## Records from a collection
▬▬▬

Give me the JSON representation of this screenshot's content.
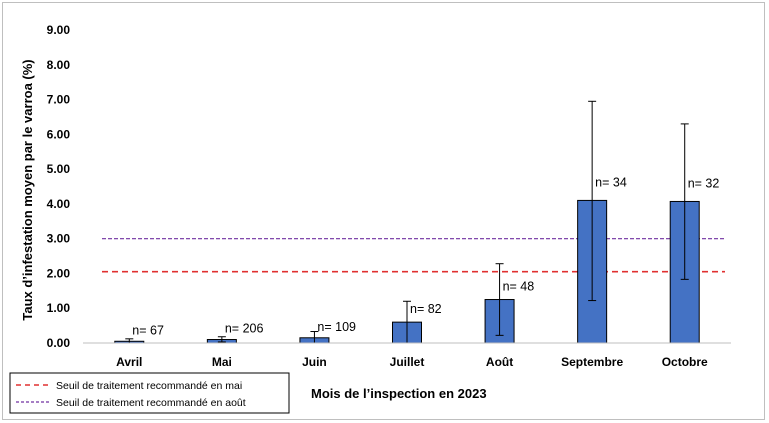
{
  "chart_data": {
    "type": "bar",
    "xlabel": "Mois de l’inspection en 2023",
    "ylabel": "Taux d’infestation moyen par le varroa (%)",
    "ylim": [
      0,
      9
    ],
    "yticks": [
      "0.00",
      "1.00",
      "2.00",
      "3.00",
      "4.00",
      "5.00",
      "6.00",
      "7.00",
      "8.00",
      "9.00"
    ],
    "categories": [
      "Avril",
      "Mai",
      "Juin",
      "Juillet",
      "Août",
      "Septembre",
      "Octobre"
    ],
    "values": [
      0.05,
      0.1,
      0.15,
      0.6,
      1.25,
      4.1,
      4.07
    ],
    "error_low": [
      0.0,
      0.03,
      0.0,
      0.0,
      0.22,
      1.22,
      1.83
    ],
    "error_high": [
      0.12,
      0.18,
      0.33,
      1.2,
      2.28,
      6.95,
      6.3
    ],
    "data_labels": [
      "n= 67",
      "n= 206",
      "n= 109",
      "n= 82",
      "n= 48",
      "n= 34",
      "n= 32"
    ],
    "bar_color": "#4472c4",
    "grid": false,
    "reference_lines": [
      {
        "name": "Seuil de traitement recommandé en mai",
        "value": 2.05,
        "color": "#e03030",
        "style": "dashed"
      },
      {
        "name": "Seuil de traitement recommandé en août",
        "value": 3.0,
        "color": "#7030a0",
        "style": "dashed"
      }
    ],
    "legend_position": "bottom-left"
  }
}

▬▬▬

## What you will do
The records above need to be restated word for word, with the pictures left out.

## Answer to the problem
Give me the JSON representation of this screenshot's content.
{
  "chart_data": {
    "type": "bar",
    "xlabel": "Mois de l’inspection en 2023",
    "ylabel": "Taux d’infestation moyen par le varroa (%)",
    "ylim": [
      0,
      9
    ],
    "yticks": [
      "0.00",
      "1.00",
      "2.00",
      "3.00",
      "4.00",
      "5.00",
      "6.00",
      "7.00",
      "8.00",
      "9.00"
    ],
    "categories": [
      "Avril",
      "Mai",
      "Juin",
      "Juillet",
      "Août",
      "Septembre",
      "Octobre"
    ],
    "values": [
      0.05,
      0.1,
      0.15,
      0.6,
      1.25,
      4.1,
      4.07
    ],
    "error_low": [
      0.0,
      0.03,
      0.0,
      0.0,
      0.22,
      1.22,
      1.83
    ],
    "error_high": [
      0.12,
      0.18,
      0.33,
      1.2,
      2.28,
      6.95,
      6.3
    ],
    "data_labels": [
      "n= 67",
      "n= 206",
      "n= 109",
      "n= 82",
      "n= 48",
      "n= 34",
      "n= 32"
    ],
    "bar_color": "#4472c4",
    "grid": false,
    "reference_lines": [
      {
        "name": "Seuil de traitement recommandé en mai",
        "value": 2.05,
        "color": "#e03030",
        "style": "dashed"
      },
      {
        "name": "Seuil de traitement recommandé en août",
        "value": 3.0,
        "color": "#7030a0",
        "style": "dashed"
      }
    ],
    "legend_position": "bottom-left"
  }
}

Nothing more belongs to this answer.